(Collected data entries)
========================================================================
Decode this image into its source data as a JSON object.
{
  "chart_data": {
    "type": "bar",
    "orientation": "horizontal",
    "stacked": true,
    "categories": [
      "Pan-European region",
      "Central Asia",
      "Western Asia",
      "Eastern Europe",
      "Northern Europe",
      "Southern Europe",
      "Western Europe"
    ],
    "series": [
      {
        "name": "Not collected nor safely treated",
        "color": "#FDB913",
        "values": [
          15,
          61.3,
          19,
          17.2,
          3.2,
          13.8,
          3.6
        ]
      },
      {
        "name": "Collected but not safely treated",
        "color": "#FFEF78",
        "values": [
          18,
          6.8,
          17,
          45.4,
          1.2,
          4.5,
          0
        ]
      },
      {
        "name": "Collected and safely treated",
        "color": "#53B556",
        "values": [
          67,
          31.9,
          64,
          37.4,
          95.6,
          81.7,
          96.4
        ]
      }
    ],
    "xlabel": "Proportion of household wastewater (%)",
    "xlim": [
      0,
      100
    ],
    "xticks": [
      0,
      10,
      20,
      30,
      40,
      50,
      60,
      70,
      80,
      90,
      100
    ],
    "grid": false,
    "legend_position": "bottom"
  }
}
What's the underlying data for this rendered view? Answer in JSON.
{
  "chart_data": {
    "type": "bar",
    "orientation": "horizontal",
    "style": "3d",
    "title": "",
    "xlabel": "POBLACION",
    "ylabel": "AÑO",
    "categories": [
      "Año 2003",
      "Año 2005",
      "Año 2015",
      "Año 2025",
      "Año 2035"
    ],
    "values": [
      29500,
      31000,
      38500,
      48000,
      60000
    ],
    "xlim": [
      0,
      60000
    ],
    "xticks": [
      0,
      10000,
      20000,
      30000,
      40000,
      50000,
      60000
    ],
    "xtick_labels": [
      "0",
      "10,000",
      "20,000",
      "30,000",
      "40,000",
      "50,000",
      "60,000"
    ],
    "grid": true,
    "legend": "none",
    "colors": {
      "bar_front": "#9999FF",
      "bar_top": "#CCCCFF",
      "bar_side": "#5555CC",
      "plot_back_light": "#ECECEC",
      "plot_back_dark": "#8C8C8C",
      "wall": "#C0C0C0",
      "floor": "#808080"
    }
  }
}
========================================================================
§ TASK
All of the entries need to be reproduced exactly; please write them out.

§ SOLUTION TO THE PROBLEM
Decode this image into its source data as a JSON object.
{
  "chart_data": {
    "type": "bar",
    "orientation": "horizontal",
    "stacked": true,
    "categories": [
      "Pan-European region",
      "Central Asia",
      "Western Asia",
      "Eastern Europe",
      "Northern Europe",
      "Southern Europe",
      "Western Europe"
    ],
    "series": [
      {
        "name": "Not collected nor safely treated",
        "color": "#FDB913",
        "values": [
          15,
          61.3,
          19,
          17.2,
          3.2,
          13.8,
          3.6
        ]
      },
      {
        "name": "Collected but not safely treated",
        "color": "#FFEF78",
        "values": [
          18,
          6.8,
          17,
          45.4,
          1.2,
          4.5,
          0
        ]
      },
      {
        "name": "Collected and safely treated",
        "color": "#53B556",
        "values": [
          67,
          31.9,
          64,
          37.4,
          95.6,
          81.7,
          96.4
        ]
      }
    ],
    "xlabel": "Proportion of household wastewater (%)",
    "xlim": [
      0,
      100
    ],
    "xticks": [
      0,
      10,
      20,
      30,
      40,
      50,
      60,
      70,
      80,
      90,
      100
    ],
    "grid": false,
    "legend_position": "bottom"
  }
}
What's the underlying data for this rendered view? Answer in JSON.
{
  "chart_data": {
    "type": "bar",
    "orientation": "horizontal",
    "style": "3d",
    "title": "",
    "xlabel": "POBLACION",
    "ylabel": "AÑO",
    "categories": [
      "Año 2003",
      "Año 2005",
      "Año 2015",
      "Año 2025",
      "Año 2035"
    ],
    "values": [
      29500,
      31000,
      38500,
      48000,
      60000
    ],
    "xlim": [
      0,
      60000
    ],
    "xticks": [
      0,
      10000,
      20000,
      30000,
      40000,
      50000,
      60000
    ],
    "xtick_labels": [
      "0",
      "10,000",
      "20,000",
      "30,000",
      "40,000",
      "50,000",
      "60,000"
    ],
    "grid": true,
    "legend": "none",
    "colors": {
      "bar_front": "#9999FF",
      "bar_top": "#CCCCFF",
      "bar_side": "#5555CC",
      "plot_back_light": "#ECECEC",
      "plot_back_dark": "#8C8C8C",
      "wall": "#C0C0C0",
      "floor": "#808080"
    }
  }
}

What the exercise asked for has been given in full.